> **WHAT TO PRODUCE**: Take the data that follows and retype it word for word.

> **INFORMATION GIVEN**:
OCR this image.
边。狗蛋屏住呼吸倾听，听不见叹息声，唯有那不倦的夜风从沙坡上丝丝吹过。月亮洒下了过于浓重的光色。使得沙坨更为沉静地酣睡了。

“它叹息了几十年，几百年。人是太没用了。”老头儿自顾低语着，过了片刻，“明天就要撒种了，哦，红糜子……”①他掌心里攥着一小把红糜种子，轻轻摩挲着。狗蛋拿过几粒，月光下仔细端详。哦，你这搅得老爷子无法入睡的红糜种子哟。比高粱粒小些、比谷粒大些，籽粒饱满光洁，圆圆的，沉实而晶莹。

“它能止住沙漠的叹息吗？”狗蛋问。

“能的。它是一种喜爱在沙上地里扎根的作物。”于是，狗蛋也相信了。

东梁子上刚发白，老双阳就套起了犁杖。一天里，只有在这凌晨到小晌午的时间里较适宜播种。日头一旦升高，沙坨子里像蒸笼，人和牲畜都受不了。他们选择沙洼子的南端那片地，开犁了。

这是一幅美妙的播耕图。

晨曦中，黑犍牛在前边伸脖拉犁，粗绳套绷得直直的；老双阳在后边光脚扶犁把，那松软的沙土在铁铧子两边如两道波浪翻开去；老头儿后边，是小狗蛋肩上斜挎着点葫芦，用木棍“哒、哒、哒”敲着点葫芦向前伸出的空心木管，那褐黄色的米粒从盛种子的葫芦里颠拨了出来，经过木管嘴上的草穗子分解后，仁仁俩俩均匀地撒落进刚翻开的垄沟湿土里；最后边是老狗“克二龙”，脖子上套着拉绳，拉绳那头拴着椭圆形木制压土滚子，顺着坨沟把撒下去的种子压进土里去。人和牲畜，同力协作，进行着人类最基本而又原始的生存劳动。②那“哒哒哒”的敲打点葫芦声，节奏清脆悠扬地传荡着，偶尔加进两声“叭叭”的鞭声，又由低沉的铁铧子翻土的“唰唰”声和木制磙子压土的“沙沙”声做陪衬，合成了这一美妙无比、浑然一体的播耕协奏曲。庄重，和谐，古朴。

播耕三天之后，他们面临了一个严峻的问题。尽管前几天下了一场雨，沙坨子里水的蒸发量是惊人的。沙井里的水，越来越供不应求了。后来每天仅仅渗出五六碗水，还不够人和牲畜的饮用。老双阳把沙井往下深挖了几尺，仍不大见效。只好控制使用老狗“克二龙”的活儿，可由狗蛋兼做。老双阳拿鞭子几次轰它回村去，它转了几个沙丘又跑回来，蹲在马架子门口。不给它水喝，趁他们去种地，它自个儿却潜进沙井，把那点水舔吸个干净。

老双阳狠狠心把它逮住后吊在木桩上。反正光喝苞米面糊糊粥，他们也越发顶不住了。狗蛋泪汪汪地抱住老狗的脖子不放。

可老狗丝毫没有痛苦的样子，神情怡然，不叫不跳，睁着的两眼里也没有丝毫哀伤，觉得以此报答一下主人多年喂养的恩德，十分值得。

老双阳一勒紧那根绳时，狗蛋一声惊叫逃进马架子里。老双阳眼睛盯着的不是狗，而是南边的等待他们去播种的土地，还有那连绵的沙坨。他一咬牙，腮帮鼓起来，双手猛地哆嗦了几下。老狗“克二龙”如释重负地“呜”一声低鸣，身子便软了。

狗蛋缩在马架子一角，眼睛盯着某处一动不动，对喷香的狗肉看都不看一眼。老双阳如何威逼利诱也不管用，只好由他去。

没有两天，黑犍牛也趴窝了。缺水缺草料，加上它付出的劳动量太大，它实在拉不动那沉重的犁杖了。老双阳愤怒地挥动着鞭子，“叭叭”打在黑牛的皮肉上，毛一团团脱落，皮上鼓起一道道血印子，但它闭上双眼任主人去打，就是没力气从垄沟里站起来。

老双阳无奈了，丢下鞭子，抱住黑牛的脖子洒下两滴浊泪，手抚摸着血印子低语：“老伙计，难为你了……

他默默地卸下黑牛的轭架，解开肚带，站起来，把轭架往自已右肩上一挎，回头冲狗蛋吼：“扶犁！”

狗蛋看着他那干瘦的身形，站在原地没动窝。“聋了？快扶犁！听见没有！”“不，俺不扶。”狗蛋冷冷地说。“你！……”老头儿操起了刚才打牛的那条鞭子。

> **TASK RESULT**:
OCR this image.
边。狗蛋屏住呼吸倾听，听不见叹息声，唯有那不倦的夜风从沙坡上丝丝吹过。月亮洒下了过于浓重的光色。使得沙坨更为沉静地酣睡了。

“它叹息了几十年，几百年。人是太没用了。”老头儿自顾低语着，过了片刻，“明天就要撒种了，哦，红糜子……”①他掌心里攥着一小把红糜种子，轻轻摩挲着。狗蛋拿过几粒，月光下仔细端详。哦，你这搅得老爷子无法入睡的红糜种子哟。比高粱粒小些、比谷粒大些，籽粒饱满光洁，圆圆的，沉实而晶莹。

“它能止住沙漠的叹息吗？”狗蛋问。

“能的。它是一种喜爱在沙上地里扎根的作物。”于是，狗蛋也相信了。

东梁子上刚发白，老双阳就套起了犁杖。一天里，只有在这凌晨到小晌午的时间里较适宜播种。日头一旦升高，沙坨子里像蒸笼，人和牲畜都受不了。他们选择沙洼子的南端那片地，开犁了。

这是一幅美妙的播耕图。

晨曦中，黑犍牛在前边伸脖拉犁，粗绳套绷得直直的；老双阳在后边光脚扶犁把，那松软的沙土在铁铧子两边如两道波浪翻开去；老头儿后边，是小狗蛋肩上斜挎着点葫芦，用木棍“哒、哒、哒”敲着点葫芦向前伸出的空心木管，那褐黄色的米粒从盛种子的葫芦里颠拨了出来，经过木管嘴上的草穗子分解后，仁仁俩俩均匀地撒落进刚翻开的垄沟湿土里；最后边是老狗“克二龙”，脖子上套着拉绳，拉绳那头拴着椭圆形木制压土滚子，顺着坨沟把撒下去的种子压进土里去。人和牲畜，同力协作，进行着人类最基本而又原始的生存劳动。②那“哒哒哒”的敲打点葫芦声，节奏清脆悠扬地传荡着，偶尔加进两声“叭叭”的鞭声，又由低沉的铁铧子翻土的“唰唰”声和木制磙子压土的“沙沙”声做陪衬，合成了这一美妙无比、浑然一体的播耕协奏曲。庄重，和谐，古朴。

播耕三天之后，他们面临了一个严峻的问题。尽管前几天下了一场雨，沙坨子里水的蒸发量是惊人的。沙井里的水，越来越供不应求了。后来每天仅仅渗出五六碗水，还不够人和牲畜的饮用。老双阳把沙井往下深挖了几尺，仍不大见效。只好控制使用老狗“克二龙”的活儿，可由狗蛋兼做。老双阳拿鞭子几次轰它回村去，它转了几个沙丘又跑回来，蹲在马架子门口。不给它水喝，趁他们去种地，它自个儿却潜进沙井，把那点水舔吸个干净。

老双阳狠狠心把它逮住后吊在木桩上。反正光喝苞米面糊糊粥，他们也越发顶不住了。狗蛋泪汪汪地抱住老狗的脖子不放。

可老狗丝毫没有痛苦的样子，神情怡然，不叫不跳，睁着的两眼里也没有丝毫哀伤，觉得以此报答一下主人多年喂养的恩德，十分值得。

老双阳一勒紧那根绳时，狗蛋一声惊叫逃进马架子里。老双阳眼睛盯着的不是狗，而是南边的等待他们去播种的土地，还有那连绵的沙坨。他一咬牙，腮帮鼓起来，双手猛地哆嗦了几下。老狗“克二龙”如释重负地“呜”一声低鸣，身子便软了。

狗蛋缩在马架子一角，眼睛盯着某处一动不动，对喷香的狗肉看都不看一眼。老双阳如何威逼利诱也不管用，只好由他去。

没有两天，黑犍牛也趴窝了。缺水缺草料，加上它付出的劳动量太大，它实在拉不动那沉重的犁杖了。老双阳愤怒地挥动着鞭子，“叭叭”打在黑牛的皮肉上，毛一团团脱落，皮上鼓起一道道血印子，但它闭上双眼任主人去打，就是没力气从垄沟里站起来。

老双阳无奈了，丢下鞭子，抱住黑牛的脖子洒下两滴浊泪，手抚摸着血印子低语：“老伙计，难为你了……

他默默地卸下黑牛的轭架，解开肚带，站起来，把轭架往自已右肩上一挎，回头冲狗蛋吼：“扶犁！”

狗蛋看着他那干瘦的身形，站在原地没动窝。“聋了？快扶犁！听见没有！”“不，俺不扶。”狗蛋冷冷地说。“你！……”老头儿操起了刚才打牛的那条鞭子。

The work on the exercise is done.